▶ **Task objective**
Please write out the complete listing that follows, exactly as it reads.

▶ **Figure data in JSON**
►

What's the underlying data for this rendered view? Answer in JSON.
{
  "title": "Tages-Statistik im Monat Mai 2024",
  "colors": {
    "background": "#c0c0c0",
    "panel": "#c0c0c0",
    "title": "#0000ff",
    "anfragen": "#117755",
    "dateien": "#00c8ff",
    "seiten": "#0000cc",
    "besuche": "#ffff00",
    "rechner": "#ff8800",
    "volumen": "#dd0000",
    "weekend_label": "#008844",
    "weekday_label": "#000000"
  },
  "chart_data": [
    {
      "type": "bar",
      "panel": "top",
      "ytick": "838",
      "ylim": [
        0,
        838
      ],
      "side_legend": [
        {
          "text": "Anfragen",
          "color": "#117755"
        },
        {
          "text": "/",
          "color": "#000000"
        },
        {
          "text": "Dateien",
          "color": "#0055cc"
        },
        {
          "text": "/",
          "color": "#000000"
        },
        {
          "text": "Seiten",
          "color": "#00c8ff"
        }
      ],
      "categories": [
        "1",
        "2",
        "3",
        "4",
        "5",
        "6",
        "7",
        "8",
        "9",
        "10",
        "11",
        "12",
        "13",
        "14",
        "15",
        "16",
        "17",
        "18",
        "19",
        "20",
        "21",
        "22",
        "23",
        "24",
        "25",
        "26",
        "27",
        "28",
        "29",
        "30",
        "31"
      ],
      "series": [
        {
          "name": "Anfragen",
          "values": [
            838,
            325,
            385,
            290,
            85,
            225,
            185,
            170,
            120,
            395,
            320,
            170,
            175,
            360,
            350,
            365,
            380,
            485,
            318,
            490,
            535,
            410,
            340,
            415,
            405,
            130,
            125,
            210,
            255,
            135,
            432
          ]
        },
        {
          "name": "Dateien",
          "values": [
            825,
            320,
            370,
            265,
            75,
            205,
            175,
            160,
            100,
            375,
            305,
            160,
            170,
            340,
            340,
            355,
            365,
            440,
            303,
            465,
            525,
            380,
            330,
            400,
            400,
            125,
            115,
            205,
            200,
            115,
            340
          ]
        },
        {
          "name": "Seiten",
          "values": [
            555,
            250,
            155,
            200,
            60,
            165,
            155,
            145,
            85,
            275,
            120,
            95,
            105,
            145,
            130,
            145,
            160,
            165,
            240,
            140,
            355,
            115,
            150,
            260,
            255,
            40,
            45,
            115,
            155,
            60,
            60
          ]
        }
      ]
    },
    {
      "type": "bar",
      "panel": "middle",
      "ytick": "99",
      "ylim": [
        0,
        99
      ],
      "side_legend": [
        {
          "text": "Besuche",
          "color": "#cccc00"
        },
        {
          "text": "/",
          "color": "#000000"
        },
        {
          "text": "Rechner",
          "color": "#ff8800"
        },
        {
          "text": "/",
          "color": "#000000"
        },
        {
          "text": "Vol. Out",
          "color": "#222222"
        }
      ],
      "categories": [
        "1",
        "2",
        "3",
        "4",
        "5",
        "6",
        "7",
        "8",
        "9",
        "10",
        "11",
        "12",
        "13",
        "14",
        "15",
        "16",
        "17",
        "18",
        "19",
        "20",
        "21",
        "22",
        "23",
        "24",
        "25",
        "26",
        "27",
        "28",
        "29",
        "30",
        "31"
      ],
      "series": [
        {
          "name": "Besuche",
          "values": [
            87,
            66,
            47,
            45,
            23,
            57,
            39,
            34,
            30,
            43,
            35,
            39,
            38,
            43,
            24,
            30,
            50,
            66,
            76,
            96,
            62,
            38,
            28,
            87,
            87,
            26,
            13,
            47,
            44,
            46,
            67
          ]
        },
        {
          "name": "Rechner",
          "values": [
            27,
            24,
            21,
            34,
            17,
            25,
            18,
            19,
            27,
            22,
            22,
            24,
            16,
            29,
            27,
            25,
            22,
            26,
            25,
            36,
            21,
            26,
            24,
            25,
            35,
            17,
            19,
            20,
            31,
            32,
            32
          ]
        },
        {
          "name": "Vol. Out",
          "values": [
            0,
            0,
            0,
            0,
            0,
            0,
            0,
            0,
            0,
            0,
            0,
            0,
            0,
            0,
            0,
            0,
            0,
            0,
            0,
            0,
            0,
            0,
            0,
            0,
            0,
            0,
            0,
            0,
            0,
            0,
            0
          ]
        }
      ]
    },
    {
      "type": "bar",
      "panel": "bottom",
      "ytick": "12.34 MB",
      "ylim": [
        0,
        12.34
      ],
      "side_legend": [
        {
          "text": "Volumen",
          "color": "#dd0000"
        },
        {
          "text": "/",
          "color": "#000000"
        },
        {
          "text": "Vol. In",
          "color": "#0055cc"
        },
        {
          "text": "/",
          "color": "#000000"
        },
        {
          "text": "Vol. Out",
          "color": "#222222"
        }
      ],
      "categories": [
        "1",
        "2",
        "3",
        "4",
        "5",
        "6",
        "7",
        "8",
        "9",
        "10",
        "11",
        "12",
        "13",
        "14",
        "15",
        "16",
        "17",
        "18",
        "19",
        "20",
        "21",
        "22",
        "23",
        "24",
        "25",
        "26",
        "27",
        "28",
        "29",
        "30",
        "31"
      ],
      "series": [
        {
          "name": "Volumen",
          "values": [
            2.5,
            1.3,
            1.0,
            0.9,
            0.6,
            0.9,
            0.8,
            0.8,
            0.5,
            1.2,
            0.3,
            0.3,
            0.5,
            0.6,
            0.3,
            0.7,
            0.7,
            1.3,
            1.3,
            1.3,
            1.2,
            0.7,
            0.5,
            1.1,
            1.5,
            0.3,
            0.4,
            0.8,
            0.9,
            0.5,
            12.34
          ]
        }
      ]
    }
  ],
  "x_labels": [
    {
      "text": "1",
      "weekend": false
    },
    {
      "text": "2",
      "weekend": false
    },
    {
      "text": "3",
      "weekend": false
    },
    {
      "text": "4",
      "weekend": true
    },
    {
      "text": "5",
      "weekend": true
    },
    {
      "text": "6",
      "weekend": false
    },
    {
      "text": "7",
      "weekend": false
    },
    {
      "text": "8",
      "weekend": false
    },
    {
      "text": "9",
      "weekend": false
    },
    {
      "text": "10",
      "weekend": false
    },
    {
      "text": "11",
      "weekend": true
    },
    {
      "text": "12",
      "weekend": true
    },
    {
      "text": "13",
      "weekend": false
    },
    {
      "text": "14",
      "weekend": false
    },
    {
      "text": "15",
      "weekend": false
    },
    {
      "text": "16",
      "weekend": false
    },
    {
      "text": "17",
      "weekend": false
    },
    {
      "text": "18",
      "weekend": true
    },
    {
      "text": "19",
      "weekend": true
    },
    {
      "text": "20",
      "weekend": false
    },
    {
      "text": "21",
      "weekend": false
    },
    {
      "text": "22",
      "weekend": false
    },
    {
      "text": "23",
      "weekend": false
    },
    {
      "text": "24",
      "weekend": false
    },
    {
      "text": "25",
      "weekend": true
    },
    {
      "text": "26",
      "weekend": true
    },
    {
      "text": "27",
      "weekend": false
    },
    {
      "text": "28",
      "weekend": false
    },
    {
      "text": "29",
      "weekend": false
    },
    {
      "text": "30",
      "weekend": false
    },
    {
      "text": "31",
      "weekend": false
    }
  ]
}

◄

▶ **Task answer**
What's the underlying data for this rendered view? Answer in JSON.
{
  "title": "Tages-Statistik im Monat Mai 2024",
  "colors": {
    "background": "#c0c0c0",
    "panel": "#c0c0c0",
    "title": "#0000ff",
    "anfragen": "#117755",
    "dateien": "#00c8ff",
    "seiten": "#0000cc",
    "besuche": "#ffff00",
    "rechner": "#ff8800",
    "volumen": "#dd0000",
    "weekend_label": "#008844",
    "weekday_label": "#000000"
  },
  "chart_data": [
    {
      "type": "bar",
      "panel": "top",
      "ytick": "838",
      "ylim": [
        0,
        838
      ],
      "side_legend": [
        {
          "text": "Anfragen",
          "color": "#117755"
        },
        {
          "text": "/",
          "color": "#000000"
        },
        {
          "text": "Dateien",
          "color": "#0055cc"
        },
        {
          "text": "/",
          "color": "#000000"
        },
        {
          "text": "Seiten",
          "color": "#00c8ff"
        }
      ],
      "categories": [
        "1",
        "2",
        "3",
        "4",
        "5",
        "6",
        "7",
        "8",
        "9",
        "10",
        "11",
        "12",
        "13",
        "14",
        "15",
        "16",
        "17",
        "18",
        "19",
        "20",
        "21",
        "22",
        "23",
        "24",
        "25",
        "26",
        "27",
        "28",
        "29",
        "30",
        "31"
      ],
      "series": [
        {
          "name": "Anfragen",
          "values": [
            838,
            325,
            385,
            290,
            85,
            225,
            185,
            170,
            120,
            395,
            320,
            170,
            175,
            360,
            350,
            365,
            380,
            485,
            318,
            490,
            535,
            410,
            340,
            415,
            405,
            130,
            125,
            210,
            255,
            135,
            432
          ]
        },
        {
          "name": "Dateien",
          "values": [
            825,
            320,
            370,
            265,
            75,
            205,
            175,
            160,
            100,
            375,
            305,
            160,
            170,
            340,
            340,
            355,
            365,
            440,
            303,
            465,
            525,
            380,
            330,
            400,
            400,
            125,
            115,
            205,
            200,
            115,
            340
          ]
        },
        {
          "name": "Seiten",
          "values": [
            555,
            250,
            155,
            200,
            60,
            165,
            155,
            145,
            85,
            275,
            120,
            95,
            105,
            145,
            130,
            145,
            160,
            165,
            240,
            140,
            355,
            115,
            150,
            260,
            255,
            40,
            45,
            115,
            155,
            60,
            60
          ]
        }
      ]
    },
    {
      "type": "bar",
      "panel": "middle",
      "ytick": "99",
      "ylim": [
        0,
        99
      ],
      "side_legend": [
        {
          "text": "Besuche",
          "color": "#cccc00"
        },
        {
          "text": "/",
          "color": "#000000"
        },
        {
          "text": "Rechner",
          "color": "#ff8800"
        },
        {
          "text": "/",
          "color": "#000000"
        },
        {
          "text": "Vol. Out",
          "color": "#222222"
        }
      ],
      "categories": [
        "1",
        "2",
        "3",
        "4",
        "5",
        "6",
        "7",
        "8",
        "9",
        "10",
        "11",
        "12",
        "13",
        "14",
        "15",
        "16",
        "17",
        "18",
        "19",
        "20",
        "21",
        "22",
        "23",
        "24",
        "25",
        "26",
        "27",
        "28",
        "29",
        "30",
        "31"
      ],
      "series": [
        {
          "name": "Besuche",
          "values": [
            87,
            66,
            47,
            45,
            23,
            57,
            39,
            34,
            30,
            43,
            35,
            39,
            38,
            43,
            24,
            30,
            50,
            66,
            76,
            96,
            62,
            38,
            28,
            87,
            87,
            26,
            13,
            47,
            44,
            46,
            67
          ]
        },
        {
          "name": "Rechner",
          "values": [
            27,
            24,
            21,
            34,
            17,
            25,
            18,
            19,
            27,
            22,
            22,
            24,
            16,
            29,
            27,
            25,
            22,
            26,
            25,
            36,
            21,
            26,
            24,
            25,
            35,
            17,
            19,
            20,
            31,
            32,
            32
          ]
        },
        {
          "name": "Vol. Out",
          "values": [
            0,
            0,
            0,
            0,
            0,
            0,
            0,
            0,
            0,
            0,
            0,
            0,
            0,
            0,
            0,
            0,
            0,
            0,
            0,
            0,
            0,
            0,
            0,
            0,
            0,
            0,
            0,
            0,
            0,
            0,
            0
          ]
        }
      ]
    },
    {
      "type": "bar",
      "panel": "bottom",
      "ytick": "12.34 MB",
      "ylim": [
        0,
        12.34
      ],
      "side_legend": [
        {
          "text": "Volumen",
          "color": "#dd0000"
        },
        {
          "text": "/",
          "color": "#000000"
        },
        {
          "text": "Vol. In",
          "color": "#0055cc"
        },
        {
          "text": "/",
          "color": "#000000"
        },
        {
          "text": "Vol. Out",
          "color": "#222222"
        }
      ],
      "categories": [
        "1",
        "2",
        "3",
        "4",
        "5",
        "6",
        "7",
        "8",
        "9",
        "10",
        "11",
        "12",
        "13",
        "14",
        "15",
        "16",
        "17",
        "18",
        "19",
        "20",
        "21",
        "22",
        "23",
        "24",
        "25",
        "26",
        "27",
        "28",
        "29",
        "30",
        "31"
      ],
      "series": [
        {
          "name": "Volumen",
          "values": [
            2.5,
            1.3,
            1.0,
            0.9,
            0.6,
            0.9,
            0.8,
            0.8,
            0.5,
            1.2,
            0.3,
            0.3,
            0.5,
            0.6,
            0.3,
            0.7,
            0.7,
            1.3,
            1.3,
            1.3,
            1.2,
            0.7,
            0.5,
            1.1,
            1.5,
            0.3,
            0.4,
            0.8,
            0.9,
            0.5,
            12.34
          ]
        }
      ]
    }
  ],
  "x_labels": [
    {
      "text": "1",
      "weekend": false
    },
    {
      "text": "2",
      "weekend": false
    },
    {
      "text": "3",
      "weekend": false
    },
    {
      "text": "4",
      "weekend": true
    },
    {
      "text": "5",
      "weekend": true
    },
    {
      "text": "6",
      "weekend": false
    },
    {
      "text": "7",
      "weekend": false
    },
    {
      "text": "8",
      "weekend": false
    },
    {
      "text": "9",
      "weekend": false
    },
    {
      "text": "10",
      "weekend": false
    },
    {
      "text": "11",
      "weekend": true
    },
    {
      "text": "12",
      "weekend": true
    },
    {
      "text": "13",
      "weekend": false
    },
    {
      "text": "14",
      "weekend": false
    },
    {
      "text": "15",
      "weekend": false
    },
    {
      "text": "16",
      "weekend": false
    },
    {
      "text": "17",
      "weekend": false
    },
    {
      "text": "18",
      "weekend": true
    },
    {
      "text": "19",
      "weekend": true
    },
    {
      "text": "20",
      "weekend": false
    },
    {
      "text": "21",
      "weekend": false
    },
    {
      "text": "22",
      "weekend": false
    },
    {
      "text": "23",
      "weekend": false
    },
    {
      "text": "24",
      "weekend": false
    },
    {
      "text": "25",
      "weekend": true
    },
    {
      "text": "26",
      "weekend": true
    },
    {
      "text": "27",
      "weekend": false
    },
    {
      "text": "28",
      "weekend": false
    },
    {
      "text": "29",
      "weekend": false
    },
    {
      "text": "30",
      "weekend": false
    },
    {
      "text": "31",
      "weekend": false
    }
  ]
}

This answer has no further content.